• **SELECTED EXTRACT**:
::::
The Sensex is at a record high, foreign funds are making a dash for India, ministers and bureaucrats, taking a cue from India’s new workaholic PM, are keeping longer working hours (six days a week), policy experts are coalescing big-ticket reform ideas and even rival political parties are lining up to pledge support for the government’s efforts. Arun Jaitley, India’s new finance, corporate affairs and defence minister, aptly captured the sentiment when he recently said: “The international community is once again looking at India, and it is an opportunity that we cannot miss.” Delivering on this opportunity of economic rejuvenation will be Modi government’s key challenge.
Tackling this challenge head on, Modi, in his trademark alliterative style, provided the nation with a performance mantra, based on three ‘Ss’—scale, skill and speed. But what does this S-mantra mean beyond its verbiage; how will India Inc actuate it to revive the growth story?
To deliver lasting results, there is need of a policy back-up, an institutional apparatus that integrates the essence and spirit of ‘scale, skill and speed’ into our economic system, laws and policies. That can help leverage the S-mantra into its economic thought and action. The adoption of a National Competition Policy (NCP) could be one such policy measure.
::::
• **DATA SECTION**:
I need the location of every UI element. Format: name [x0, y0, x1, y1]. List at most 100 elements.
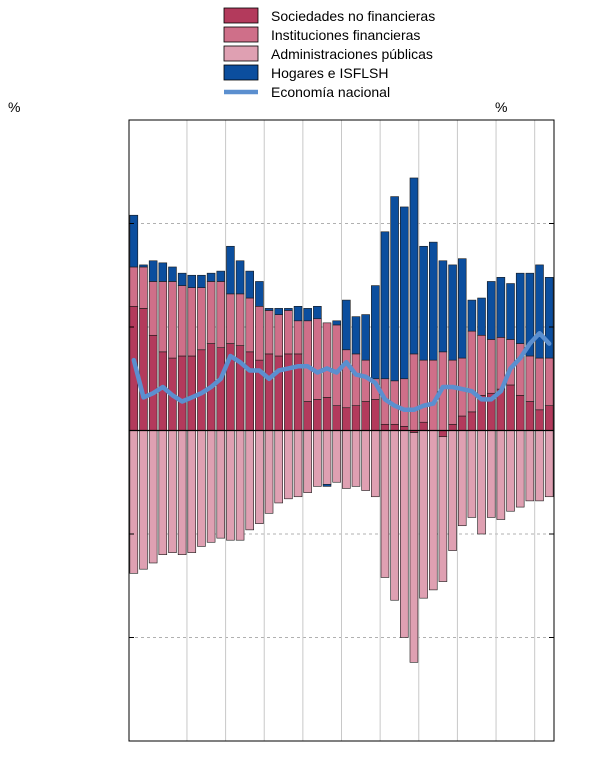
- bar-instituciones-financieras-2013Q4: [139, 266, 148, 309]
- bar-instituciones-financieras-2024Q2: [544, 357, 554, 406]
- bar-administraciones-p-blicas-2024Q2: [544, 430, 554, 498]
- bar-administraciones-p-blicas-2023Q4: [525, 430, 535, 502]
- bar-hogares-e-isflsh-2024Q1: [535, 264, 544, 359]
- bar-hogares-e-isflsh-2015Q2: [197, 274, 206, 288]
- bar-hogares-e-isflsh-2021Q2: [429, 241, 438, 361]
- bar-hogares-e-isflsh-2021Q1: [419, 245, 428, 361]
- line-economia-nacional: [131, 330, 552, 413]
- y-ticks-right: [549, 119, 554, 742]
- bar-sociedades-no-financieras-2017Q1: [264, 353, 274, 431]
- bar-instituciones-financieras-2020Q3: [400, 378, 409, 427]
- bar-instituciones-financieras-2013Q3: [129, 266, 139, 307]
- bar-administraciones-p-blicas-2021Q2: [429, 430, 438, 591]
- bar-instituciones-financieras-2016Q1: [226, 293, 235, 344]
- bar-administraciones-p-blicas-2020Q1: [380, 430, 390, 578]
- bar-administraciones-p-blicas-2019Q3: [361, 430, 370, 491]
- bar-hogares-e-isflsh-2016Q3: [245, 270, 254, 299]
- bar-hogares-e-isflsh-2020Q4: [409, 177, 419, 355]
- bar-hogares-e-isflsh-2023Q4: [525, 272, 535, 357]
- bar-hogares-e-isflsh-2019Q4: [371, 285, 380, 380]
- bar-administraciones-p-blicas-2018Q4: [332, 430, 341, 483]
- bar-instituciones-financieras-2016Q4: [255, 305, 264, 361]
- legend-swatch-administraciones-p-blicas: [223, 45, 259, 62]
- bar-administraciones-p-blicas-2017Q1: [264, 430, 274, 514]
- bar-hogares-e-isflsh-2019Q3: [361, 314, 370, 361]
- bar-sociedades-no-financieras-2014Q1: [148, 334, 158, 431]
- bar-hogares-e-isflsh-2023Q2: [506, 283, 515, 340]
- bar-administraciones-p-blicas-2022Q3: [477, 430, 486, 535]
- bar-sociedades-no-financieras-2019Q2: [351, 405, 361, 431]
- bar-administraciones-p-blicas-2015Q2: [197, 430, 206, 547]
- bar-instituciones-financieras-2016Q3: [245, 297, 254, 353]
- bar-hogares-e-isflsh-2016Q2: [235, 260, 245, 295]
- bar-administraciones-p-blicas-2022Q1: [457, 430, 467, 527]
- bar-hogares-e-isflsh-2018Q4: [332, 320, 341, 326]
- bar-instituciones-financieras-2018Q3: [322, 322, 332, 398]
- bar-administraciones-p-blicas-2022Q2: [467, 430, 477, 518]
- bar-administraciones-p-blicas-2018Q3: [322, 430, 332, 485]
- bar-administraciones-p-blicas-2018Q1: [303, 430, 312, 493]
- bar-administraciones-p-blicas-2013Q4: [139, 430, 148, 570]
- bar-administraciones-p-blicas-2020Q3: [400, 430, 409, 638]
- bar-sociedades-no-financieras-2024Q1: [535, 409, 544, 431]
- bar-hogares-e-isflsh-2017Q1: [264, 308, 274, 311]
- bar-instituciones-financieras-2017Q4: [293, 320, 303, 355]
- bar-administraciones-p-blicas-2020Q4: [409, 432, 419, 663]
- bar-administraciones-p-blicas-2014Q4: [177, 430, 187, 555]
- bar-sociedades-no-financieras-2021Q3: [438, 430, 448, 438]
- left-axis-unit: %: [8, 99, 20, 115]
- bar-instituciones-financieras-2018Q1: [303, 320, 312, 402]
- bar-hogares-e-isflsh-2018Q2: [313, 305, 322, 320]
- bar-hogares-e-isflsh-2016Q1: [226, 245, 235, 295]
- bar-sociedades-no-financieras-2023Q4: [525, 401, 535, 431]
- bar-hogares-e-isflsh-2013Q3: [129, 214, 139, 268]
- bar-instituciones-financieras-2018Q2: [313, 318, 322, 400]
- bar-administraciones-p-blicas-2018Q2: [313, 430, 322, 487]
- bar-hogares-e-isflsh-2015Q3: [206, 272, 216, 282]
- bar-administraciones-p-blicas-2016Q3: [245, 430, 254, 531]
- bar-sociedades-no-financieras-2014Q4: [177, 355, 187, 431]
- bar-hogares-e-isflsh-2020Q1: [380, 231, 390, 380]
- bar-administraciones-p-blicas-2015Q3: [206, 430, 216, 543]
- bar-sociedades-no-financieras-2019Q4: [371, 399, 380, 431]
- bar-sociedades-no-financieras-2022Q1: [457, 415, 467, 431]
- bar-sociedades-no-financieras-2020Q2: [390, 423, 399, 431]
- bar-hogares-e-isflsh-2014Q4: [177, 272, 187, 286]
- bar-administraciones-p-blicas-2015Q4: [216, 430, 226, 539]
- legend-swatch-instituciones-financieras: [223, 26, 259, 43]
- bar-administraciones-p-blicas-2023Q1: [496, 430, 506, 520]
- bar-sociedades-no-financieras-2022Q2: [467, 411, 477, 431]
- bar-administraciones-p-blicas-2021Q1: [419, 430, 428, 599]
- bar-instituciones-financieras-2023Q4: [525, 355, 535, 402]
- bar-instituciones-financieras-2018Q4: [332, 324, 341, 406]
- bar-sociedades-no-financieras-2018Q3: [322, 397, 332, 431]
- line-layer: [131, 330, 552, 413]
- legend-label-econom-a-nacional: Economía nacional: [271, 84, 390, 100]
- bar-sociedades-no-financieras-2024Q2: [544, 405, 554, 431]
- bar-instituciones-financieras-2014Q3: [168, 281, 177, 359]
- bar-hogares-e-isflsh-2018Q1: [303, 308, 312, 322]
- bar-instituciones-financieras-2022Q4: [486, 339, 496, 394]
- bar-instituciones-financieras-2017Q2: [274, 314, 283, 357]
- bar-administraciones-p-blicas-2015Q1: [187, 430, 197, 553]
- bar-sociedades-no-financieras-2018Q1: [303, 401, 312, 431]
- bar-hogares-e-isflsh-2023Q1: [496, 277, 506, 338]
- bar-instituciones-financieras-2020Q4: [409, 353, 419, 431]
- legend-swatch-sociedades-no-financieras: [223, 7, 259, 24]
- bar-instituciones-financieras-2015Q2: [197, 287, 206, 351]
- bar-sociedades-no-financieras-2018Q2: [313, 399, 322, 431]
- bar-instituciones-financieras-2015Q1: [187, 287, 197, 357]
- bar-hogares-e-isflsh-2016Q4: [255, 281, 264, 307]
- bar-administraciones-p-blicas-2016Q1: [226, 430, 235, 541]
- bar-sociedades-no-financieras-2015Q4: [216, 347, 226, 431]
- legend-label-instituciones-financieras: Instituciones financieras: [271, 27, 420, 43]
- bar-administraciones-p-blicas-2019Q1: [342, 430, 351, 489]
- bar-hogares-e-isflsh-2021Q4: [448, 264, 457, 361]
- bar-administraciones-p-blicas-2014Q1: [148, 430, 158, 564]
- bar-hogares-e-isflsh-2017Q4: [293, 305, 303, 322]
- bar-administraciones-p-blicas-2017Q4: [293, 430, 303, 498]
- bar-administraciones-p-blicas-2014Q3: [168, 430, 177, 553]
- bar-sociedades-no-financieras-2018Q4: [332, 405, 341, 431]
- bar-administraciones-p-blicas-2022Q4: [486, 430, 496, 518]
::::
• **TASK REQUIREMENTS**:
1. In the passage on India's economic outlook, which three words make up Modi's performance mantra?
2. Transcribe the passage on India's economic outlook between "The Sensex is" and "government’s key challenge.", inclusive.

• **SOLUTION LIST**:
1. Scale, skill and speed.

2.
The Sensex is at a record high, foreign funds are making a dash for India, ministers and bureaucrats, taking a cue from India’s new workaholic PM, are keeping longer working hours (six days a week), policy experts are coalescing big-ticket reform ideas and even rival political parties are lining up to pledge support for the government’s efforts. Arun Jaitley, India’s new finance, corporate affairs and defence minister, aptly captured the sentiment when he recently said: “The international community is once again looking at India, and it is an opportunity that we cannot miss.” Delivering on this opportunity of economic rejuvenation will be Modi government’s key challenge.